_Written exercise_
Could you update everything from the start of the material down to the line containing "heatmap-cell [825,447,837,460]" by replacing "NDVI" with "EVI" and leaving the rest unchanged?

_Provided information_
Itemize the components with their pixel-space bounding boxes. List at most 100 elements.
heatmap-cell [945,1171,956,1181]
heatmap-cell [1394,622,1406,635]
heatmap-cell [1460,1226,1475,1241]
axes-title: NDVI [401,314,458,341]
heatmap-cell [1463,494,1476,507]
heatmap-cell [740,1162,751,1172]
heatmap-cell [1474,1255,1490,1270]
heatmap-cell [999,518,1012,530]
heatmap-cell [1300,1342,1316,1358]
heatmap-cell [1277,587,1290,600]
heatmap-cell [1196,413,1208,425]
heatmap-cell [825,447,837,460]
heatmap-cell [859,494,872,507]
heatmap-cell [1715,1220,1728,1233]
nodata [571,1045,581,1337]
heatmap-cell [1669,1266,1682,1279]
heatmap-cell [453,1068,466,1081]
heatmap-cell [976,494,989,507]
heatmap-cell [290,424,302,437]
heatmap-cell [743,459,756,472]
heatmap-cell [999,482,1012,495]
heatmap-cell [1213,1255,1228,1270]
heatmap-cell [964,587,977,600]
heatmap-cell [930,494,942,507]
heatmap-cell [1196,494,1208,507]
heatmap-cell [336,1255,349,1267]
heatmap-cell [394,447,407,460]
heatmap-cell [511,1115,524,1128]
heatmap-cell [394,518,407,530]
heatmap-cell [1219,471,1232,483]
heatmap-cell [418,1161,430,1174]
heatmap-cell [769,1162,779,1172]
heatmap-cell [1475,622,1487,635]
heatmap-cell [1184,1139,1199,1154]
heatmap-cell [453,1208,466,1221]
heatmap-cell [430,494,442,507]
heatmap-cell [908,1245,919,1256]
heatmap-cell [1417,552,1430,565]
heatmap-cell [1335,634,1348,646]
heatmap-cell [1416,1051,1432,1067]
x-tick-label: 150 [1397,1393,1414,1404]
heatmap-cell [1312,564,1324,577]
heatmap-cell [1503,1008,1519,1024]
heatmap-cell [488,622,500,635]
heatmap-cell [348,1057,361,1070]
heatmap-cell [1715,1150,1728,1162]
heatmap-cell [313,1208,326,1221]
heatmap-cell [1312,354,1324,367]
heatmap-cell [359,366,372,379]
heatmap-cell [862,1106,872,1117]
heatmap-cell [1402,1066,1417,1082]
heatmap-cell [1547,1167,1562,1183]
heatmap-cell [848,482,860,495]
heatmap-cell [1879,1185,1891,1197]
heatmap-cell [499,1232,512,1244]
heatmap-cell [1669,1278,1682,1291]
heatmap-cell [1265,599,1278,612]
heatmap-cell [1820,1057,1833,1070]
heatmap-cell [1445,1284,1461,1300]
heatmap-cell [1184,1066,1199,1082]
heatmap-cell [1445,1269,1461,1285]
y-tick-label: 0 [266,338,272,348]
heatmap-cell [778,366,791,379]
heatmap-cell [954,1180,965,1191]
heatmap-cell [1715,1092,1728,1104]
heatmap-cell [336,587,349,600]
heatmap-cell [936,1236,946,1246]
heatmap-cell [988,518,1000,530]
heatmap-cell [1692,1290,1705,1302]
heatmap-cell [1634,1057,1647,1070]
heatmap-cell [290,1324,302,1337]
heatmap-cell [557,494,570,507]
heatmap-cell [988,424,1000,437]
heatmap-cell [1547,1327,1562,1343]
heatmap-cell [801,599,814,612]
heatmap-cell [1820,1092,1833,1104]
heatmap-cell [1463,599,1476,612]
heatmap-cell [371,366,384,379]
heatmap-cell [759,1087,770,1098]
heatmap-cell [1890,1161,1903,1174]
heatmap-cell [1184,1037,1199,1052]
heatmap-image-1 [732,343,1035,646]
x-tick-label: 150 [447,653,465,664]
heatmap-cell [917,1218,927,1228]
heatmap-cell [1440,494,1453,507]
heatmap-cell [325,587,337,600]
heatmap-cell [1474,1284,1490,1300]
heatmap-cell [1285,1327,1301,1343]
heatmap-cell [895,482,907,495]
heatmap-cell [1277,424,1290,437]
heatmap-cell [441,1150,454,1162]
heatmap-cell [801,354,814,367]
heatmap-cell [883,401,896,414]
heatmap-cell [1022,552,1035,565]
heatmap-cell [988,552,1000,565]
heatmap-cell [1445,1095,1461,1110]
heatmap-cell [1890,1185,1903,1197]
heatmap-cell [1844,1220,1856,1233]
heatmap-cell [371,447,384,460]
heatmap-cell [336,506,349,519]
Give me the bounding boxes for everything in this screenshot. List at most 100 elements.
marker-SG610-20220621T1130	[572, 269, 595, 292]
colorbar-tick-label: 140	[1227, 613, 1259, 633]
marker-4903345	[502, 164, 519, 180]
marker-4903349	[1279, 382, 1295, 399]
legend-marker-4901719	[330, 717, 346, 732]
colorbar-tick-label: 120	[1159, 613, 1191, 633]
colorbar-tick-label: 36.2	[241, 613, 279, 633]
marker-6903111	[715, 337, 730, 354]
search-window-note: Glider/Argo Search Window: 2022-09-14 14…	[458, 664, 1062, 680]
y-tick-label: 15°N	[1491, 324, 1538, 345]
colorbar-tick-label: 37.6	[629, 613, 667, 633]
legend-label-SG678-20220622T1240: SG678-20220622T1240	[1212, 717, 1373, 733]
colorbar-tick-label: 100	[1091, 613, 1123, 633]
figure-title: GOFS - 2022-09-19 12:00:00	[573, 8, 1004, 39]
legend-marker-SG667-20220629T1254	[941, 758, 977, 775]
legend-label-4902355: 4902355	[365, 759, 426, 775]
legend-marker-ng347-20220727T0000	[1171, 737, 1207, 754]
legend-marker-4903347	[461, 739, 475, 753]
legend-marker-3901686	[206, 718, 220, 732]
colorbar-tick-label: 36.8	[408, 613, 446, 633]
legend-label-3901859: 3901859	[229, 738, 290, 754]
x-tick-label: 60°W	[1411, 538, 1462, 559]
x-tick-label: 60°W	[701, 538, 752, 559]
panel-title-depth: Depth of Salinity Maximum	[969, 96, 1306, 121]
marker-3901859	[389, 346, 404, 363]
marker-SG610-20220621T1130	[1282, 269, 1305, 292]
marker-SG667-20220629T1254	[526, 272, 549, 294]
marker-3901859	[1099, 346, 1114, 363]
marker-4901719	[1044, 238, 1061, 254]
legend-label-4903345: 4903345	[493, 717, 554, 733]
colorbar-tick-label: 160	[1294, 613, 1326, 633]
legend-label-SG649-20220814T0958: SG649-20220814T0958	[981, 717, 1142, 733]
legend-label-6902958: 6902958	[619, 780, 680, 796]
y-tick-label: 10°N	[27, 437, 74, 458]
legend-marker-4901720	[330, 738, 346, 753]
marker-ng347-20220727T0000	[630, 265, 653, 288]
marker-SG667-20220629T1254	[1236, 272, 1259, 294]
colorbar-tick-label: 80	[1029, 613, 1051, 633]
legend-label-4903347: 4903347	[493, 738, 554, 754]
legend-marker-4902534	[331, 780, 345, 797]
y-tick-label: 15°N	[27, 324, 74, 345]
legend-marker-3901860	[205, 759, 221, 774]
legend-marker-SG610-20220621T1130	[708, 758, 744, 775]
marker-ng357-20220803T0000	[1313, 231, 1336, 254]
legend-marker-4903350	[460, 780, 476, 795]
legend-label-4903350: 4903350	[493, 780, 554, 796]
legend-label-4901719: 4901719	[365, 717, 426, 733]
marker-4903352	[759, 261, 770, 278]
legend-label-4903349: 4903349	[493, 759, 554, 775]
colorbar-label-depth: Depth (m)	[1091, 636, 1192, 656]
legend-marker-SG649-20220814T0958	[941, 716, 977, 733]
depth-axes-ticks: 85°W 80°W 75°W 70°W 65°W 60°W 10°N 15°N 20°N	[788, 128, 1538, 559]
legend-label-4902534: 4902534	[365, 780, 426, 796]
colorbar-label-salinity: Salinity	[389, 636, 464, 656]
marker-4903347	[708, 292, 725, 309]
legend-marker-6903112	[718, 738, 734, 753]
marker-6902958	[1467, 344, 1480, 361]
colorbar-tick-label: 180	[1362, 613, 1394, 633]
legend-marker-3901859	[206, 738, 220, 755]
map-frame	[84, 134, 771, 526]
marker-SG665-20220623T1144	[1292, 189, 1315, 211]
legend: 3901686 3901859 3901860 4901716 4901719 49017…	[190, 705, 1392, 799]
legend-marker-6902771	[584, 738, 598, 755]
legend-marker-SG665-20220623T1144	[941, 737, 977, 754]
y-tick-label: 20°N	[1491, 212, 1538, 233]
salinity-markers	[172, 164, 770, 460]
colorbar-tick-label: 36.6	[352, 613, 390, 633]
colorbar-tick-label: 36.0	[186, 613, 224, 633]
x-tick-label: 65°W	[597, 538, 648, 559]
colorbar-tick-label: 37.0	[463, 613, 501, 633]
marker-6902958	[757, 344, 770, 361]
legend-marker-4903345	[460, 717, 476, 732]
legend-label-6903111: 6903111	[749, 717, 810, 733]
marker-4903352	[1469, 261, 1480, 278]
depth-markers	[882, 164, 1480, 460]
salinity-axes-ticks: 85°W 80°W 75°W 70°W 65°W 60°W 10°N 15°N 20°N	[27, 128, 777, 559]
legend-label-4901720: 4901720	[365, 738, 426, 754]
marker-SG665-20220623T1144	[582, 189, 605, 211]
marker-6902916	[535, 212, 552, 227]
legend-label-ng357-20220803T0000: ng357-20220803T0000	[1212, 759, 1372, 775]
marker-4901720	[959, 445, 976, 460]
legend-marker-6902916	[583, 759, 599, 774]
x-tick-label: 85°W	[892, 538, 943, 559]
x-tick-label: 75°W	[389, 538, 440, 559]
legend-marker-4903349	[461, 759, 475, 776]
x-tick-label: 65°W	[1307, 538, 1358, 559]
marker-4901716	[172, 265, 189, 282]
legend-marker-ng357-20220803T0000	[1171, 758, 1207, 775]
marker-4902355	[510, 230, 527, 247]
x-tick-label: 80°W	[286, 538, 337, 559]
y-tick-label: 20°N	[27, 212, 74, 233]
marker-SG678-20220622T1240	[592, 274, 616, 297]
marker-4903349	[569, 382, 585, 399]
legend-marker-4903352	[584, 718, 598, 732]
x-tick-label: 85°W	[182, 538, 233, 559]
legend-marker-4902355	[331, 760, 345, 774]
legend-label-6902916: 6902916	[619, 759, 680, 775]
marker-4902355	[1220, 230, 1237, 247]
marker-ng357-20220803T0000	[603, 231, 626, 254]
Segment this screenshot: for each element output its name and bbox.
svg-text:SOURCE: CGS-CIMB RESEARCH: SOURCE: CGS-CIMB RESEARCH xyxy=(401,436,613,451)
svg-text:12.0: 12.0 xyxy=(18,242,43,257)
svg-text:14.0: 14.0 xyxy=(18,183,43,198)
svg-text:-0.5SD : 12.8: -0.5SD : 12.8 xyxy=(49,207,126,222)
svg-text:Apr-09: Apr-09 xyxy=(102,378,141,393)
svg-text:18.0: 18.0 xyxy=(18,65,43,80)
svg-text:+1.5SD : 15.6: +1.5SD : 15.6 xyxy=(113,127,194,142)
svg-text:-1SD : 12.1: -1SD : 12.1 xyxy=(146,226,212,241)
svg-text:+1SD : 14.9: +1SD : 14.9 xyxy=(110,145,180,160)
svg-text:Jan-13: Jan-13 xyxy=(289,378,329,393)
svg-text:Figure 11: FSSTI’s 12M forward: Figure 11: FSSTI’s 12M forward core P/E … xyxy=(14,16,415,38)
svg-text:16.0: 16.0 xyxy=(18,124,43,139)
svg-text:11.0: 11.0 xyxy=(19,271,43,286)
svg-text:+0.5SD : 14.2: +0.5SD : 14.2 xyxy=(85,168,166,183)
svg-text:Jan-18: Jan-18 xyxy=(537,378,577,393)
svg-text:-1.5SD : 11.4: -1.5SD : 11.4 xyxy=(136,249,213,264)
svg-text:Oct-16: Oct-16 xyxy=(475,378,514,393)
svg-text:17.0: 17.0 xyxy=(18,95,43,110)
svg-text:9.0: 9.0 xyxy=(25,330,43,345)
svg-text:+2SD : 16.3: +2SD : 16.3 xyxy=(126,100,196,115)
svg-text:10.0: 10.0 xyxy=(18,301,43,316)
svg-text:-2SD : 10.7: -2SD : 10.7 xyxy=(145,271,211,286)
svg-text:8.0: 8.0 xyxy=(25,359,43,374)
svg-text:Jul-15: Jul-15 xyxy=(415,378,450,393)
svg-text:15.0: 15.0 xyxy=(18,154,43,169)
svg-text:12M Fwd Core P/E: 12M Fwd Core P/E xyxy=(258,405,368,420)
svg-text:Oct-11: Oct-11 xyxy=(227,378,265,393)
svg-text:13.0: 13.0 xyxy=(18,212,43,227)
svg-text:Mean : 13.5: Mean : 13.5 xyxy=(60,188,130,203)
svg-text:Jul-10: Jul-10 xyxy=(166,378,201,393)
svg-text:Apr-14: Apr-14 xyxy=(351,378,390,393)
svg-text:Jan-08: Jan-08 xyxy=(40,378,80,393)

_Written answer_
Itemize the components with their pixel-space bounding boxes. List at most 100 elements.
heatmap-cell [945,1171,956,1181]
heatmap-cell [1394,622,1406,635]
heatmap-cell [1460,1226,1475,1241]
axes-title: EVI [401,314,458,341]
heatmap-cell [1463,494,1476,507]
heatmap-cell [740,1162,751,1172]
heatmap-cell [1474,1255,1490,1270]
heatmap-cell [999,518,1012,530]
heatmap-cell [1300,1342,1316,1358]
heatmap-cell [1277,587,1290,600]
heatmap-cell [1196,413,1208,425]
heatmap-cell [825,447,837,460]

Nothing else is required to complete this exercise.